What the task requires - Reproduce the listing exactly, with no pictures in your copy.

Dataset items -
__________________________________________________
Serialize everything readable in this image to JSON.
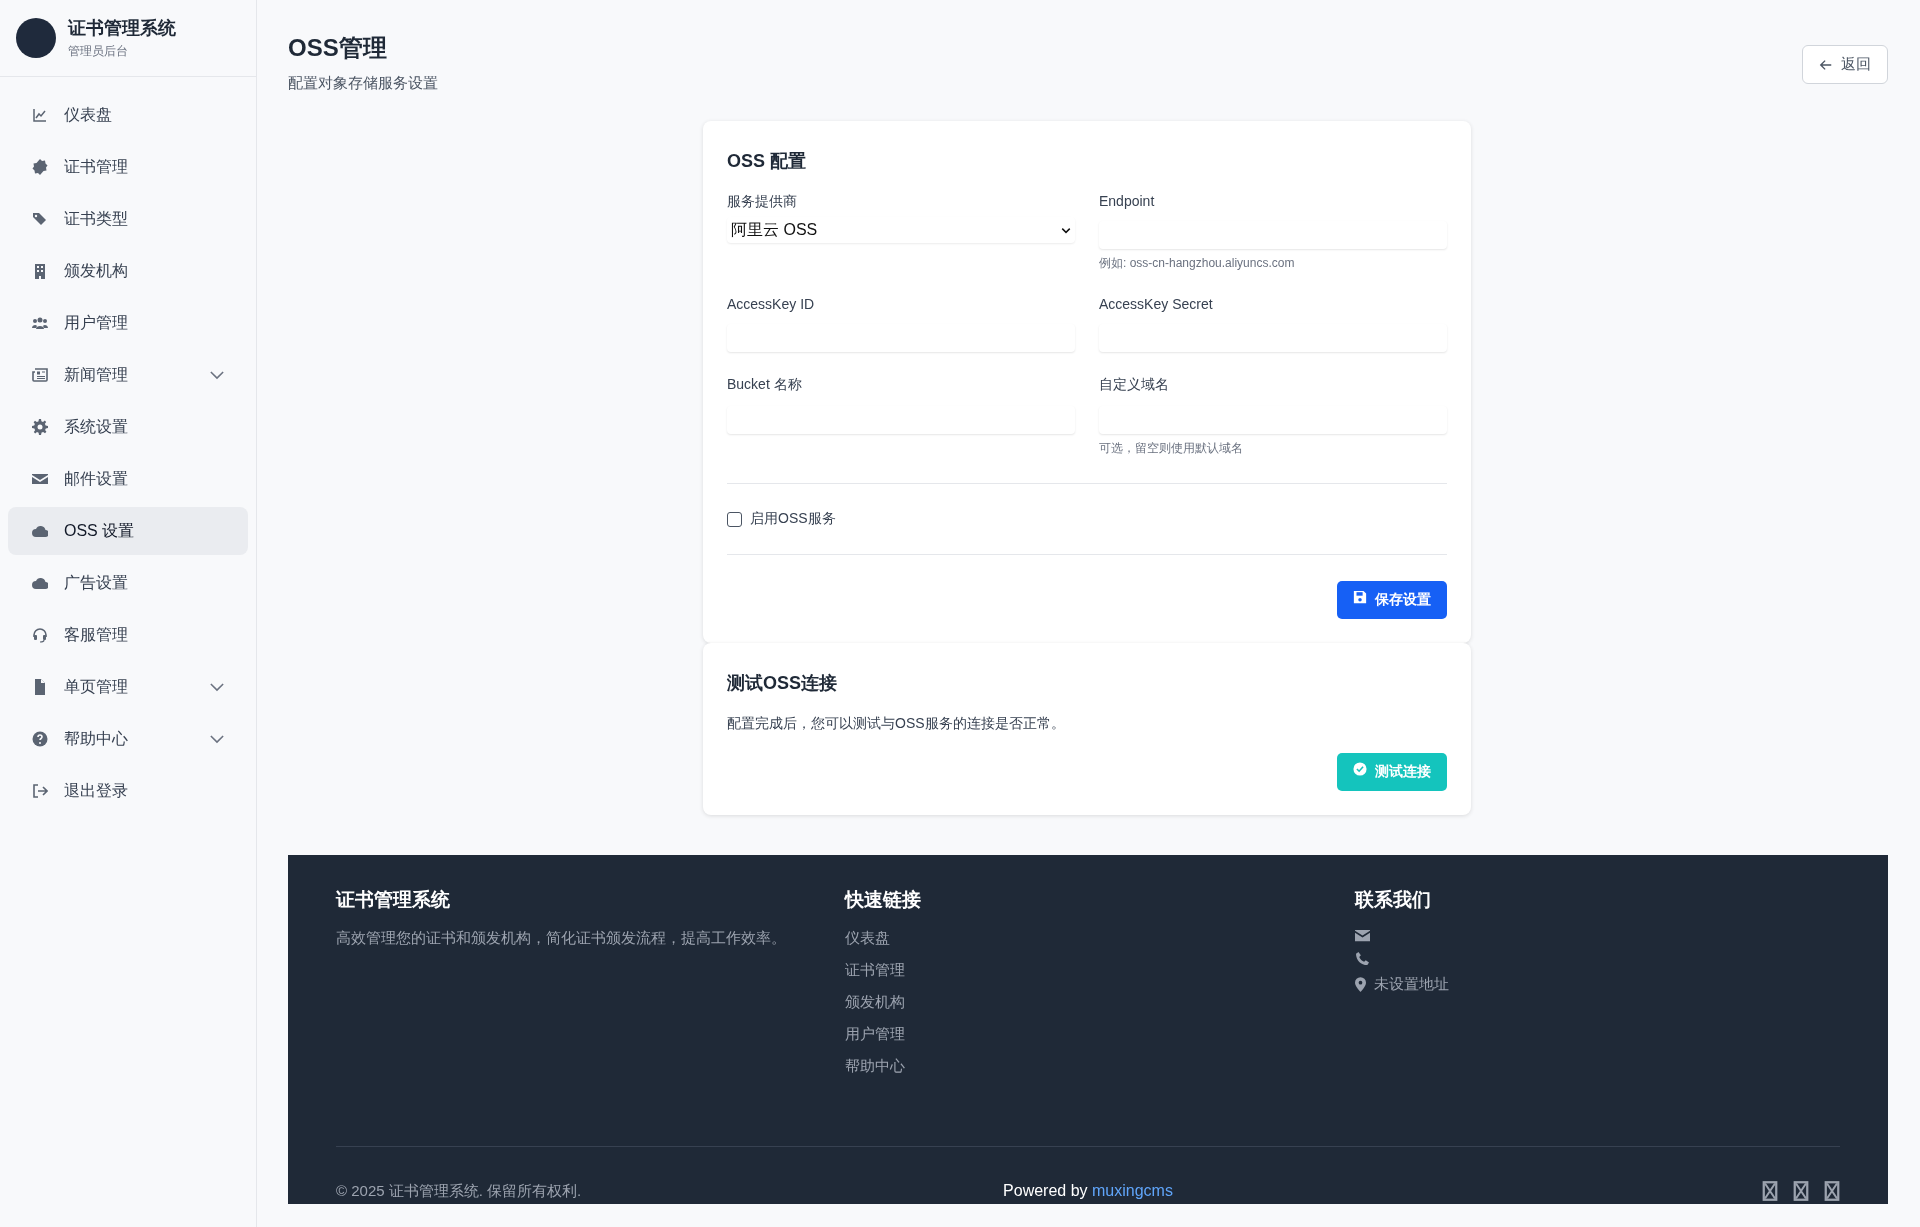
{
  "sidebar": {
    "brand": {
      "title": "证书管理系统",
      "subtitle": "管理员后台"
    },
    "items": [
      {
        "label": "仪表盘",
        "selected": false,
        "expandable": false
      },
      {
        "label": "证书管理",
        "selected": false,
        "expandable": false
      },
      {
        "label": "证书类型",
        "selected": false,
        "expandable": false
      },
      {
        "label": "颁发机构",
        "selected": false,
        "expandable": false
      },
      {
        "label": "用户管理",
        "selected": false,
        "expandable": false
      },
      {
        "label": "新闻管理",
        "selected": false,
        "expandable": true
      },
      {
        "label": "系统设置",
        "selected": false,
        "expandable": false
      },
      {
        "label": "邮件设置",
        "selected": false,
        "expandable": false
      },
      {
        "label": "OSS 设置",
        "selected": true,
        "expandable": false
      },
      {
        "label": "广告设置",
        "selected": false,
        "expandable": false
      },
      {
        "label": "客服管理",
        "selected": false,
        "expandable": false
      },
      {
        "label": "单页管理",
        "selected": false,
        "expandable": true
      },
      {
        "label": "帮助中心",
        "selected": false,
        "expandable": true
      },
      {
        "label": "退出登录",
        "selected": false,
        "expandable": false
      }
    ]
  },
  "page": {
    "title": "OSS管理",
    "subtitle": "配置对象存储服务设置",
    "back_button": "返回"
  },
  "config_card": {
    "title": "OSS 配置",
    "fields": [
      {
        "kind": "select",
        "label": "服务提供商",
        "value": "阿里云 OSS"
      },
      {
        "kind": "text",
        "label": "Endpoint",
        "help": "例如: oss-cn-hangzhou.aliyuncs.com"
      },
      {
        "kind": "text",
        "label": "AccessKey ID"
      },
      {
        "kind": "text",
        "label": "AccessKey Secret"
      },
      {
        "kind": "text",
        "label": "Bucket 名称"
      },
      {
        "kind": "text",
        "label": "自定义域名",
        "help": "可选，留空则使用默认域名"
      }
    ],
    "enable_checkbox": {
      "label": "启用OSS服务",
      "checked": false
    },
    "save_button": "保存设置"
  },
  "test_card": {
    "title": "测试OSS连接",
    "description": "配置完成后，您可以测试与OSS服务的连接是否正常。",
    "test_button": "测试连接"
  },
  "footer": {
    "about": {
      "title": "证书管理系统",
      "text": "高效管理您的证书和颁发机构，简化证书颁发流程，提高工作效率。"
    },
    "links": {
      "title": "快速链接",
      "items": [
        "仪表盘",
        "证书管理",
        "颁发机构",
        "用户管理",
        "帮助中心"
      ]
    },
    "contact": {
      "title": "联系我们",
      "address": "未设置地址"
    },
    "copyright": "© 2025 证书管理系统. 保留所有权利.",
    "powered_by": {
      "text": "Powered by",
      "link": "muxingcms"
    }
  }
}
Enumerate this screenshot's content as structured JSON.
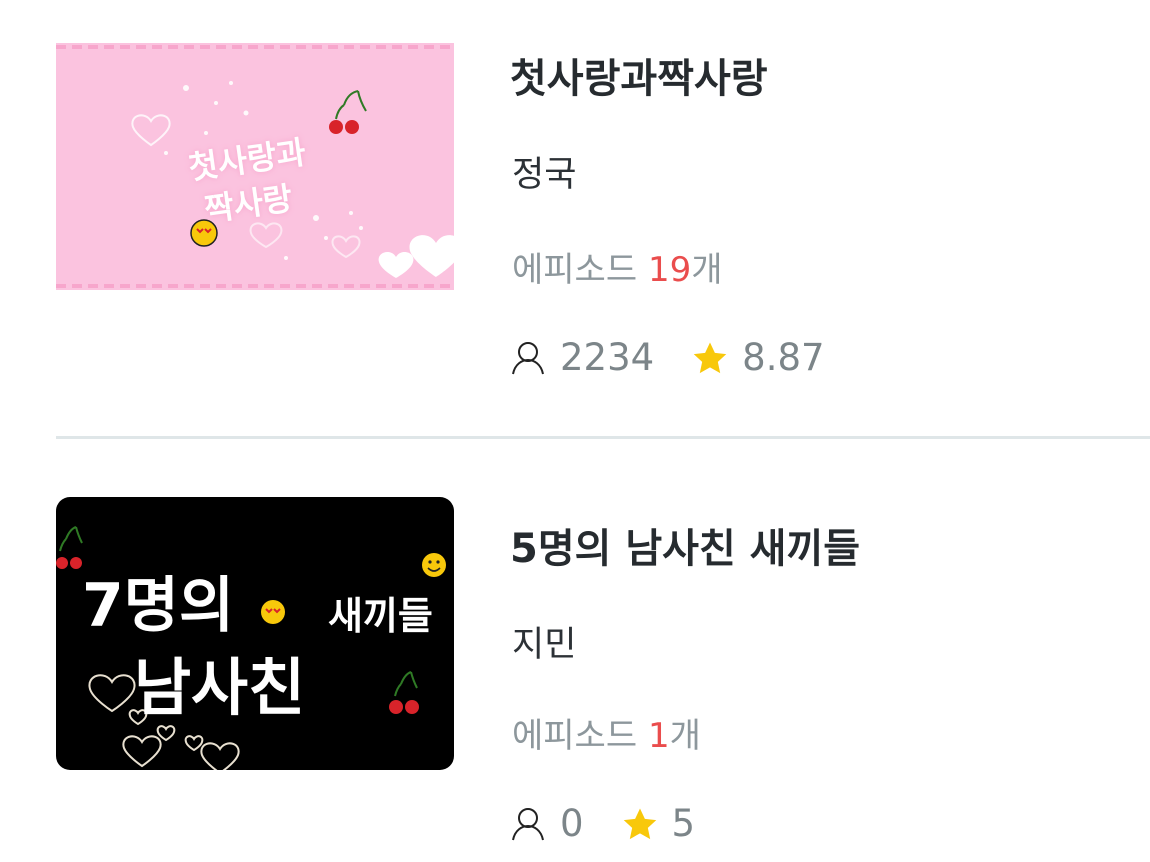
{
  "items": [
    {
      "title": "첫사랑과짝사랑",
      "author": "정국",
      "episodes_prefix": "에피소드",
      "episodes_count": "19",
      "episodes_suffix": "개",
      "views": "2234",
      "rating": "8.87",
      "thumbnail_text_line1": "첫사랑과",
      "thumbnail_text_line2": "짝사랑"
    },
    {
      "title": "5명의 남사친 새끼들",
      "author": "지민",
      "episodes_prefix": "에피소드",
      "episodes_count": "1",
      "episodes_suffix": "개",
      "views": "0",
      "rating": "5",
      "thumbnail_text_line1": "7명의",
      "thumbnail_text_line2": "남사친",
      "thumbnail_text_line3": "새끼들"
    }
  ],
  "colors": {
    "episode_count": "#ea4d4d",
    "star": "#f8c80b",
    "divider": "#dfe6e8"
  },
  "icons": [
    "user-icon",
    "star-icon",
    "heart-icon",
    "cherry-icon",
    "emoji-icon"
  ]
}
__________________________________________________
Reply -
Serialize everything readable in this image to JSON.
{
  "sidebar": {
    "brand": {
      "title": "证书管理系统",
      "subtitle": "管理员后台"
    },
    "items": [
      {
        "label": "仪表盘",
        "selected": false,
        "expandable": false
      },
      {
        "label": "证书管理",
        "selected": false,
        "expandable": false
      },
      {
        "label": "证书类型",
        "selected": false,
        "expandable": false
      },
      {
        "label": "颁发机构",
        "selected": false,
        "expandable": false
      },
      {
        "label": "用户管理",
        "selected": false,
        "expandable": false
      },
      {
        "label": "新闻管理",
        "selected": false,
        "expandable": true
      },
      {
        "label": "系统设置",
        "selected": false,
        "expandable": false
      },
      {
        "label": "邮件设置",
        "selected": false,
        "expandable": false
      },
      {
        "label": "OSS 设置",
        "selected": true,
        "expandable": false
      },
      {
        "label": "广告设置",
        "selected": false,
        "expandable": false
      },
      {
        "label": "客服管理",
        "selected": false,
        "expandable": false
      },
      {
        "label": "单页管理",
        "selected": false,
        "expandable": true
      },
      {
        "label": "帮助中心",
        "selected": false,
        "expandable": true
      },
      {
        "label": "退出登录",
        "selected": false,
        "expandable": false
      }
    ]
  },
  "page": {
    "title": "OSS管理",
    "subtitle": "配置对象存储服务设置",
    "back_button": "返回"
  },
  "config_card": {
    "title": "OSS 配置",
    "fields": [
      {
        "kind": "select",
        "label": "服务提供商",
        "value": "阿里云 OSS"
      },
      {
        "kind": "text",
        "label": "Endpoint",
        "help": "例如: oss-cn-hangzhou.aliyuncs.com"
      },
      {
        "kind": "text",
        "label": "AccessKey ID"
      },
      {
        "kind": "text",
        "label": "AccessKey Secret"
      },
      {
        "kind": "text",
        "label": "Bucket 名称"
      },
      {
        "kind": "text",
        "label": "自定义域名",
        "help": "可选，留空则使用默认域名"
      }
    ],
    "enable_checkbox": {
      "label": "启用OSS服务",
      "checked": false
    },
    "save_button": "保存设置"
  },
  "test_card": {
    "title": "测试OSS连接",
    "description": "配置完成后，您可以测试与OSS服务的连接是否正常。",
    "test_button": "测试连接"
  },
  "footer": {
    "about": {
      "title": "证书管理系统",
      "text": "高效管理您的证书和颁发机构，简化证书颁发流程，提高工作效率。"
    },
    "links": {
      "title": "快速链接",
      "items": [
        "仪表盘",
        "证书管理",
        "颁发机构",
        "用户管理",
        "帮助中心"
      ]
    },
    "contact": {
      "title": "联系我们",
      "address": "未设置地址"
    },
    "copyright": "© 2025 证书管理系统. 保留所有权利.",
    "powered_by": {
      "text": "Powered by",
      "link": "muxingcms"
    }
  }
}
Enumerate this screenshot's content as structured JSON.
{
  "items": [
    {
      "title": "첫사랑과짝사랑",
      "author": "정국",
      "episodes_prefix": "에피소드",
      "episodes_count": "19",
      "episodes_suffix": "개",
      "views": "2234",
      "rating": "8.87",
      "thumbnail_text_line1": "첫사랑과",
      "thumbnail_text_line2": "짝사랑"
    },
    {
      "title": "5명의 남사친 새끼들",
      "author": "지민",
      "episodes_prefix": "에피소드",
      "episodes_count": "1",
      "episodes_suffix": "개",
      "views": "0",
      "rating": "5",
      "thumbnail_text_line1": "7명의",
      "thumbnail_text_line2": "남사친",
      "thumbnail_text_line3": "새끼들"
    }
  ],
  "colors": {
    "episode_count": "#ea4d4d",
    "star": "#f8c80b",
    "divider": "#dfe6e8"
  },
  "icons": [
    "user-icon",
    "star-icon",
    "heart-icon",
    "cherry-icon",
    "emoji-icon"
  ]
}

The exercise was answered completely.